From the listing below, extract every line containing "structured".
....
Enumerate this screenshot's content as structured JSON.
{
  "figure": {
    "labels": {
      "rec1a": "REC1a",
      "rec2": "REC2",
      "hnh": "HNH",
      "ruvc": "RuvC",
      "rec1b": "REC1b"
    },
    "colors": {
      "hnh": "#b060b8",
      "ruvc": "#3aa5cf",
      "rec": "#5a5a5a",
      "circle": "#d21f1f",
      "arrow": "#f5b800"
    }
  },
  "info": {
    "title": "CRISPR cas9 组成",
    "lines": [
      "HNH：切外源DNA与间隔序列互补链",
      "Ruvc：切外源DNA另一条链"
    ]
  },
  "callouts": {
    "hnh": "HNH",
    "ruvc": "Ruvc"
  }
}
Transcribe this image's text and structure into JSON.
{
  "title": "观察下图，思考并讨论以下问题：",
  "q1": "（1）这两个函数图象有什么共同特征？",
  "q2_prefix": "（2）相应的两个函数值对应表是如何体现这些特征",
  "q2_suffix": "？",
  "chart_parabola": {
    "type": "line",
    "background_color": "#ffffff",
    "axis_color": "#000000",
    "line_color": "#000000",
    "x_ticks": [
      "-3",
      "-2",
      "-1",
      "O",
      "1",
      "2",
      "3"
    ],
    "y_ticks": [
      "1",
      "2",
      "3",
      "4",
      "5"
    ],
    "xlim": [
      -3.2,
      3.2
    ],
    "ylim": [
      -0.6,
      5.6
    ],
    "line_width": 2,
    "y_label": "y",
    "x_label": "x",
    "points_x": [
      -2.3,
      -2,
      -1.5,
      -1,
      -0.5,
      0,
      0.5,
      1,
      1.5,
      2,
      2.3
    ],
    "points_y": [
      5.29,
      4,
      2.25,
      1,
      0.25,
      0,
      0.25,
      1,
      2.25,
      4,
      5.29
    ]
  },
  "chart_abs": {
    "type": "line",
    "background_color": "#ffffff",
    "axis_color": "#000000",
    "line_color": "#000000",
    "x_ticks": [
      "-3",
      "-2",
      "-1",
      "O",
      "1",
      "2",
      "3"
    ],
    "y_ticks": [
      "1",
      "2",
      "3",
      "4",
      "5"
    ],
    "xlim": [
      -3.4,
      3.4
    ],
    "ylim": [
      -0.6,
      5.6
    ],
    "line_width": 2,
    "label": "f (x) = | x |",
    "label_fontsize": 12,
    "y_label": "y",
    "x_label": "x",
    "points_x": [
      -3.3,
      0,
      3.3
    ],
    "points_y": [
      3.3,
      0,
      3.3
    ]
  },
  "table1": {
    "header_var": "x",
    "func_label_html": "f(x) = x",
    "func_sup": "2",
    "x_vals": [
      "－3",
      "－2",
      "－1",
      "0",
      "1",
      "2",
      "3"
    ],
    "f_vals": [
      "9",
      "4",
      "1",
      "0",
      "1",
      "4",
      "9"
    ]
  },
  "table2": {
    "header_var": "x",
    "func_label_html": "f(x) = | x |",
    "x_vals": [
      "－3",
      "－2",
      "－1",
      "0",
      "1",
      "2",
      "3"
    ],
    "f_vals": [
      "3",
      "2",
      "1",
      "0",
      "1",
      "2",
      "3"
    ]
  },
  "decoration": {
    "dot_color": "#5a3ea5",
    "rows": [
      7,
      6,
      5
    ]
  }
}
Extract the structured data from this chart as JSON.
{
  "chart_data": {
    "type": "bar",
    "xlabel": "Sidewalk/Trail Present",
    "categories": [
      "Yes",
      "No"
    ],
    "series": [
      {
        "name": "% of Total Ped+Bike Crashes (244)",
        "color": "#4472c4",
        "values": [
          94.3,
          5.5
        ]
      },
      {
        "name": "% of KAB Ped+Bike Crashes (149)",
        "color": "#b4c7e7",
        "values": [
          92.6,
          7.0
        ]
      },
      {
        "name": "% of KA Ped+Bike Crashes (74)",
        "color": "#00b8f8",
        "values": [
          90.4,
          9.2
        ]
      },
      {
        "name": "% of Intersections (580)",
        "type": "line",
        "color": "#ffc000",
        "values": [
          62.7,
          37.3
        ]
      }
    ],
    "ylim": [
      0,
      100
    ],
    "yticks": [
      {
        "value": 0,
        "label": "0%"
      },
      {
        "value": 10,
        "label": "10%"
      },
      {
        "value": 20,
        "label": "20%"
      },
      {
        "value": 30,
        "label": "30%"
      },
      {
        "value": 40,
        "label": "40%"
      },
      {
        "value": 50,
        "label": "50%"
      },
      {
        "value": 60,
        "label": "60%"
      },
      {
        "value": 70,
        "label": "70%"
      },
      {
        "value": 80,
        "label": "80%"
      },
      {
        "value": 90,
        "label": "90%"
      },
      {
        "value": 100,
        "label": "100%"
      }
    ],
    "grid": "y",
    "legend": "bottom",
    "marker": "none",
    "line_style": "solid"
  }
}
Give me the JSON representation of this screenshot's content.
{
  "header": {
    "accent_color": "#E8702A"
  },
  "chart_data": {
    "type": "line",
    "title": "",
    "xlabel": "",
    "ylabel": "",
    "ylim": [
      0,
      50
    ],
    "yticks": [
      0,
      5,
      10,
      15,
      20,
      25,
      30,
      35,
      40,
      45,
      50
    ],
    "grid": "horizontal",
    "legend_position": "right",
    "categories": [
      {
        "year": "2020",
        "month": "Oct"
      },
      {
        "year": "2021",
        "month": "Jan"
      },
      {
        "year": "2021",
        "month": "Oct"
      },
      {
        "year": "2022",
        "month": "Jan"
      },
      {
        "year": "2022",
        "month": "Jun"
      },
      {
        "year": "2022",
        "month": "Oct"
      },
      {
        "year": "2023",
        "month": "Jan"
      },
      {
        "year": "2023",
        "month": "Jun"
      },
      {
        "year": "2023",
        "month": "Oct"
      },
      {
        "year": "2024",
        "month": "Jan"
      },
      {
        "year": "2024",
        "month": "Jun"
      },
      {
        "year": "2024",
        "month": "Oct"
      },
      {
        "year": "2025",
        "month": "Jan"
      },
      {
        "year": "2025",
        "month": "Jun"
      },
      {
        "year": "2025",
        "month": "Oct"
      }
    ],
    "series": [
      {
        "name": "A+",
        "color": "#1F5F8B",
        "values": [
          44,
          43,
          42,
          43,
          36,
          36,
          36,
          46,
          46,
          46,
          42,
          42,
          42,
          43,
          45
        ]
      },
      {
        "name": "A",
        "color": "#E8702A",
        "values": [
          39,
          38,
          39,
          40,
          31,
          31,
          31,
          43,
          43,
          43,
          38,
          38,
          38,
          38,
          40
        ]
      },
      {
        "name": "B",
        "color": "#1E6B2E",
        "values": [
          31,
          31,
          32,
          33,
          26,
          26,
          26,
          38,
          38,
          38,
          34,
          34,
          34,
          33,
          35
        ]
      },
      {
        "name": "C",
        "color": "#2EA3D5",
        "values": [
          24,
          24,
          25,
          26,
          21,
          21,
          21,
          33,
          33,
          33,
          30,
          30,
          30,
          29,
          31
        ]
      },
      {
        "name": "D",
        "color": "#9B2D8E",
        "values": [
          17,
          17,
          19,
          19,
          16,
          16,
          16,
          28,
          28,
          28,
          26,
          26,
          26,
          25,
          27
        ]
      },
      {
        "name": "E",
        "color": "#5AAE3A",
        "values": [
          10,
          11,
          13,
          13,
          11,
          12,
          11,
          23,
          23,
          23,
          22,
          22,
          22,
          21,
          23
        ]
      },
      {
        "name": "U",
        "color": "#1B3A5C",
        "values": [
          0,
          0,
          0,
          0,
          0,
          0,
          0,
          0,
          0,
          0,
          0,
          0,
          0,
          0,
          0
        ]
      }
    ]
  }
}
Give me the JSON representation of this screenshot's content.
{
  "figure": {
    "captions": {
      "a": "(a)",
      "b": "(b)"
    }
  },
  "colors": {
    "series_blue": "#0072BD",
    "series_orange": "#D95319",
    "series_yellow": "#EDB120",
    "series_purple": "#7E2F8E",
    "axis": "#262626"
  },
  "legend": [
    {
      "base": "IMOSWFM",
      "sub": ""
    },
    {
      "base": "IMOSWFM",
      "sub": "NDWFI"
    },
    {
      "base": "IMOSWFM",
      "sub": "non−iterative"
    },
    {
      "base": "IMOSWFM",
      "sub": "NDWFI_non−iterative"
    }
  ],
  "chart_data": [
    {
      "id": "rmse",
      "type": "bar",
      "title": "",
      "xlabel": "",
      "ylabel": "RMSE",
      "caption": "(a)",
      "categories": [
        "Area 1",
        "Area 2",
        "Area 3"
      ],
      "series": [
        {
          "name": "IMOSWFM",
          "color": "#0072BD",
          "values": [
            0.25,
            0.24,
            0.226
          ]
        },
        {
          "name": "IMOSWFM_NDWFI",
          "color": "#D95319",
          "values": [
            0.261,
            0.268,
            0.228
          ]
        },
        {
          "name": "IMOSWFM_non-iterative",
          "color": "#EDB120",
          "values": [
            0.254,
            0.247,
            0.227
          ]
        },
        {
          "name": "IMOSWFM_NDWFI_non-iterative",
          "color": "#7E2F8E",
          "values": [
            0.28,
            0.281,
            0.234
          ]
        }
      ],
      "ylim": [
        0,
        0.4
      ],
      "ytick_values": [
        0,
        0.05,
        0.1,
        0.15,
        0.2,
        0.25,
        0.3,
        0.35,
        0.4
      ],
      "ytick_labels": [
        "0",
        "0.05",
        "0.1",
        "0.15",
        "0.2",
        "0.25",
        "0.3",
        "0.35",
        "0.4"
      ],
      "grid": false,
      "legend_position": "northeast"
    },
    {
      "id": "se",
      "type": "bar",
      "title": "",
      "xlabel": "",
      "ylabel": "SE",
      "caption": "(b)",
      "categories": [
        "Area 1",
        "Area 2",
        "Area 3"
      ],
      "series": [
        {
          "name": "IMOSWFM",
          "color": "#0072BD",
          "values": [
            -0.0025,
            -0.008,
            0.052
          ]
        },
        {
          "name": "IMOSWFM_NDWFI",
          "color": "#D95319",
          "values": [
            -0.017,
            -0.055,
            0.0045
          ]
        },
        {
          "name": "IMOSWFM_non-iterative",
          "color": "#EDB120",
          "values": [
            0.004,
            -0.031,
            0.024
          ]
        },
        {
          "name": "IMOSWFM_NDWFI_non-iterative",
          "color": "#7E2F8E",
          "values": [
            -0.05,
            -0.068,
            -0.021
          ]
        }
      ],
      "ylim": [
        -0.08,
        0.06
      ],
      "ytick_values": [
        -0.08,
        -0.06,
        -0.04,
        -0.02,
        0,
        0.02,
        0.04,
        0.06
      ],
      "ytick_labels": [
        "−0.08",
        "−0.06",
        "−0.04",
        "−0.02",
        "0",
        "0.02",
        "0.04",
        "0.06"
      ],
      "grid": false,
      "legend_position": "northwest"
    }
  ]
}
....
■ Output for this exercise
Enumerate this screenshot's content as structured JSON.
Extract the structured data from this chart as JSON.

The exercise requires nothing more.